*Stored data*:
════════

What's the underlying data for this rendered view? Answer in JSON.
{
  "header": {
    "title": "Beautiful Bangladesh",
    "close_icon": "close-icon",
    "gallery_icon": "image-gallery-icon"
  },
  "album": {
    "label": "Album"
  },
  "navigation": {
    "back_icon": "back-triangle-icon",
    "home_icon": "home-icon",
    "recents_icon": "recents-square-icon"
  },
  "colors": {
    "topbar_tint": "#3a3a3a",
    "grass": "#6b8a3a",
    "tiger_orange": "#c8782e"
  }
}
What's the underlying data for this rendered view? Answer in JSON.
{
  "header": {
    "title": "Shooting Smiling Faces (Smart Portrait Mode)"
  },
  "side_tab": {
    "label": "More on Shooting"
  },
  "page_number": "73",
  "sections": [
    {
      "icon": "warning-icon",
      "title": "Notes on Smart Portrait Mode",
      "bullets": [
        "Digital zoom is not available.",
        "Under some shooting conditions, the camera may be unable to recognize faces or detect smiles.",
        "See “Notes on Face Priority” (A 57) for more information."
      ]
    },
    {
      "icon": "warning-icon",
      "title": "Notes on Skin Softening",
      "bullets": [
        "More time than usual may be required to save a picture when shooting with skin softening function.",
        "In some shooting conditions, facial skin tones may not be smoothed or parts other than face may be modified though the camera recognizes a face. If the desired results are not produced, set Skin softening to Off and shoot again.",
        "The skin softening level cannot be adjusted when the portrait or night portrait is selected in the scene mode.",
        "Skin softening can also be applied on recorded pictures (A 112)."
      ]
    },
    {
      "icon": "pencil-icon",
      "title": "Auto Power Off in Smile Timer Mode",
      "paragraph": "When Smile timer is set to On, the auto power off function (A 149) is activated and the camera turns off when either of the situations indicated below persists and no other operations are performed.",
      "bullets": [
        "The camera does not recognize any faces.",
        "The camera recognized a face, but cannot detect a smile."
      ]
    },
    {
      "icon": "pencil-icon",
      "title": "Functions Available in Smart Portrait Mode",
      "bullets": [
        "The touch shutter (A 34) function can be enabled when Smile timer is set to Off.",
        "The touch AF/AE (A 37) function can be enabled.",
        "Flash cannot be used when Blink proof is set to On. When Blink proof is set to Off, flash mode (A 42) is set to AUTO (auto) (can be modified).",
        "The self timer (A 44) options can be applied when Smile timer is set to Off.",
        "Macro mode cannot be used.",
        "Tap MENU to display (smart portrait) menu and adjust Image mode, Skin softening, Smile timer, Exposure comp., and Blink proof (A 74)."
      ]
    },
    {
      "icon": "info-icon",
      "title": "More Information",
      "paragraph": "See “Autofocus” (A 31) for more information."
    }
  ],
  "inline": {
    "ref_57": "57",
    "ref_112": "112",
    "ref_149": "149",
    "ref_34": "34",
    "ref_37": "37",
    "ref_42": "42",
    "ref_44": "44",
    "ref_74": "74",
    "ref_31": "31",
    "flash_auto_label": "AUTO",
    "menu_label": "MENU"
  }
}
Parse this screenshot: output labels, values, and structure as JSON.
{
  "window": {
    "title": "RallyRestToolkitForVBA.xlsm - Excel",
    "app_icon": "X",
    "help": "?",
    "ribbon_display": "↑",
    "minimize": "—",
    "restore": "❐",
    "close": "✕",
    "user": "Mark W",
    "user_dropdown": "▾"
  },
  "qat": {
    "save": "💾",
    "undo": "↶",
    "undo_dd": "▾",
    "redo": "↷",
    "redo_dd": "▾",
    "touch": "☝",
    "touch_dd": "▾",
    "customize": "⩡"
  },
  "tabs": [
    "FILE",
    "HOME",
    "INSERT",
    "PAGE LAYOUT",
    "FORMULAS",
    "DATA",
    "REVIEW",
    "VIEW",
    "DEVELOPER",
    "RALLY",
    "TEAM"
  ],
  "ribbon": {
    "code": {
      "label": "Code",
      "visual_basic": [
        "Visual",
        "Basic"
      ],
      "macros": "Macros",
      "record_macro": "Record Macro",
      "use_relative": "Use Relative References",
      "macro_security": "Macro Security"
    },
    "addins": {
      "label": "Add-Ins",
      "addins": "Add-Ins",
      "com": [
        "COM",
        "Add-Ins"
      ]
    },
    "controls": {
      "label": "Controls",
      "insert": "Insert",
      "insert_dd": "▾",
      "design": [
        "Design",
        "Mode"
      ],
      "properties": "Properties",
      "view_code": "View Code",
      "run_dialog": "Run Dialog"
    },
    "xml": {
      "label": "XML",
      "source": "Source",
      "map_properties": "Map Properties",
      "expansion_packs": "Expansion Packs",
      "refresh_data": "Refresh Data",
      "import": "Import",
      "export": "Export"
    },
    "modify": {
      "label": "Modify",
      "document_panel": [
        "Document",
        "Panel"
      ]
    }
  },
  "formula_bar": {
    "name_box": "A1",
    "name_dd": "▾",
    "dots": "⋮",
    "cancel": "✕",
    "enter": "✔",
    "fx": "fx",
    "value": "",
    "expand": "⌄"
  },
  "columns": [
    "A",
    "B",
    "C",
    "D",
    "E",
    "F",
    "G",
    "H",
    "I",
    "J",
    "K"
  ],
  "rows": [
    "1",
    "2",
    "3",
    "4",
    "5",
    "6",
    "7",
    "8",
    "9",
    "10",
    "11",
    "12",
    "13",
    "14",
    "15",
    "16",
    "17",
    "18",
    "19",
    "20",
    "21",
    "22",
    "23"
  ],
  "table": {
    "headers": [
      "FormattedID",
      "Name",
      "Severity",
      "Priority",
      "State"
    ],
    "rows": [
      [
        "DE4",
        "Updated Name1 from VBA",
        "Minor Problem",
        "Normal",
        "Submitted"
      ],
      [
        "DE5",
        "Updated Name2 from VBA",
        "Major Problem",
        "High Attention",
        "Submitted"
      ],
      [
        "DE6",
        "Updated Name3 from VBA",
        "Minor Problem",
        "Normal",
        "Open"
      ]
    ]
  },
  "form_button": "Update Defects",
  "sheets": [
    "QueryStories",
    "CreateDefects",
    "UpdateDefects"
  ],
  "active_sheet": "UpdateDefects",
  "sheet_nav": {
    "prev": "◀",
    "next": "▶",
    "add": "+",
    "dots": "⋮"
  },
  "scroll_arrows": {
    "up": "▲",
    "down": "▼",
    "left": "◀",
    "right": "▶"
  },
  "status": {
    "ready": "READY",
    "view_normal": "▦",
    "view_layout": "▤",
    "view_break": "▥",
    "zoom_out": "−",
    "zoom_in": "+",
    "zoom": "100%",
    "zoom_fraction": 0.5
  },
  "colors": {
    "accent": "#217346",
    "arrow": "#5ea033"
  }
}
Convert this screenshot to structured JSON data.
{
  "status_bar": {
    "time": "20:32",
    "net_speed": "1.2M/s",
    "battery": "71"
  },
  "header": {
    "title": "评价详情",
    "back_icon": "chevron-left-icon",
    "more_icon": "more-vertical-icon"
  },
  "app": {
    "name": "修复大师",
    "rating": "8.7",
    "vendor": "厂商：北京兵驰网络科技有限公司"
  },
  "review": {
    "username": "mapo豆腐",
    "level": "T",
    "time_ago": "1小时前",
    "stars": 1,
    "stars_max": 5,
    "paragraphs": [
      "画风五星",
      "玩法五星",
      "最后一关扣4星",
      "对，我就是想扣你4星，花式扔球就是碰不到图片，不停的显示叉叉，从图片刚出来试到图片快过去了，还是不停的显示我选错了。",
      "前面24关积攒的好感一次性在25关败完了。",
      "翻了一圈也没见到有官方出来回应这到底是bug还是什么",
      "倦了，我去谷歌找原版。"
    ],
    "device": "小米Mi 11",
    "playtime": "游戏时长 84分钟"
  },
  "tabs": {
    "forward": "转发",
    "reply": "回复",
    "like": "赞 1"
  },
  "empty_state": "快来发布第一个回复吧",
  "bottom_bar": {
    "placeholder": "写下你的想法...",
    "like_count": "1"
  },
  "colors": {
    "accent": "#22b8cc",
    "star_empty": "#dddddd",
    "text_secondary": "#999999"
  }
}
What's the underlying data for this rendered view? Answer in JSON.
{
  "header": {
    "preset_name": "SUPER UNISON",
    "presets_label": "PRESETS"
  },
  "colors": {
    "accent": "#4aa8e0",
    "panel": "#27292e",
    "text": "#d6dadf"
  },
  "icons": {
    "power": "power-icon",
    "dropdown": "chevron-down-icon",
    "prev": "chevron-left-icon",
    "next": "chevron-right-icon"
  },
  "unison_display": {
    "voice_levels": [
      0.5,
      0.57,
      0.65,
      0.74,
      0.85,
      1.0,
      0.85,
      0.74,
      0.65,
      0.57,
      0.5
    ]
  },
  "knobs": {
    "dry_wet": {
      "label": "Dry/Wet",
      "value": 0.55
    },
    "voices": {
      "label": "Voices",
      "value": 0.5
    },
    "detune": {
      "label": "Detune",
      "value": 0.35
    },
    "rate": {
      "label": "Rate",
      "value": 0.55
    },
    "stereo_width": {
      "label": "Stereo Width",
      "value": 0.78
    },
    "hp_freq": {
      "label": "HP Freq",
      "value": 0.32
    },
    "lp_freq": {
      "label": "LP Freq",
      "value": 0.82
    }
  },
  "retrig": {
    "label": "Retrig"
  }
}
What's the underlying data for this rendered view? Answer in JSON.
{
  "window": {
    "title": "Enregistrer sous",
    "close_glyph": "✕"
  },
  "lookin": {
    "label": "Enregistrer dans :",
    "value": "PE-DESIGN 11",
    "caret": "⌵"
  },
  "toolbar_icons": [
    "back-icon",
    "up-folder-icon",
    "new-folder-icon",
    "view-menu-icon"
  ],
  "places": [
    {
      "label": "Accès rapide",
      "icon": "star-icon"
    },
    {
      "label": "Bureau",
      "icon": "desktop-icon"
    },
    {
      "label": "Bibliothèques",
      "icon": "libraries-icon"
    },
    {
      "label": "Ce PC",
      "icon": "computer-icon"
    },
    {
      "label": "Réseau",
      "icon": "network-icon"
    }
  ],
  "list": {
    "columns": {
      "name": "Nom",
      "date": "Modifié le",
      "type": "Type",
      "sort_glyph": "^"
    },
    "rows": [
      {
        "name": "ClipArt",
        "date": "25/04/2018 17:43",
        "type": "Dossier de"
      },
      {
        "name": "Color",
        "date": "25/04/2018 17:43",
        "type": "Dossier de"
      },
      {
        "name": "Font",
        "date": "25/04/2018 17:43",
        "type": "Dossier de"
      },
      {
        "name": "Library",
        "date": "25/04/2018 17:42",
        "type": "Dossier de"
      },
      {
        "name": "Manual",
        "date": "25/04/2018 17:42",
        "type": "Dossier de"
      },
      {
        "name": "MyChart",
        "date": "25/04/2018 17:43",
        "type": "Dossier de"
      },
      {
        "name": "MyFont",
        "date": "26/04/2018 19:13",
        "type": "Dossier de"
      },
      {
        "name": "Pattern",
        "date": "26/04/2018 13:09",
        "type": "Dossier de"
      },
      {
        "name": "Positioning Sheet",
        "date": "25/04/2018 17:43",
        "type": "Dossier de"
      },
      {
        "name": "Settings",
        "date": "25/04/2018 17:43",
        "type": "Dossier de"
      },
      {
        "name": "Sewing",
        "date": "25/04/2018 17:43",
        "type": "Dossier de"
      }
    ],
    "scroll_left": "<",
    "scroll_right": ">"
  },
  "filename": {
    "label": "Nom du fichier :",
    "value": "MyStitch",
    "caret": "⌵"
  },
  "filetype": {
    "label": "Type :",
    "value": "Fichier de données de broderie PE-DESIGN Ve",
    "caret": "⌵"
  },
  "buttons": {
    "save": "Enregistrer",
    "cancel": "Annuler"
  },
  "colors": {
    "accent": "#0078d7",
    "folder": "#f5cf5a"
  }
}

════════

Collect, from the material above, every line containing the word "Priority".

*RESPONSE TO THIS EXERCISE*:
        "See “Notes on Face Priority” (A 57) for more information."
      "Priority",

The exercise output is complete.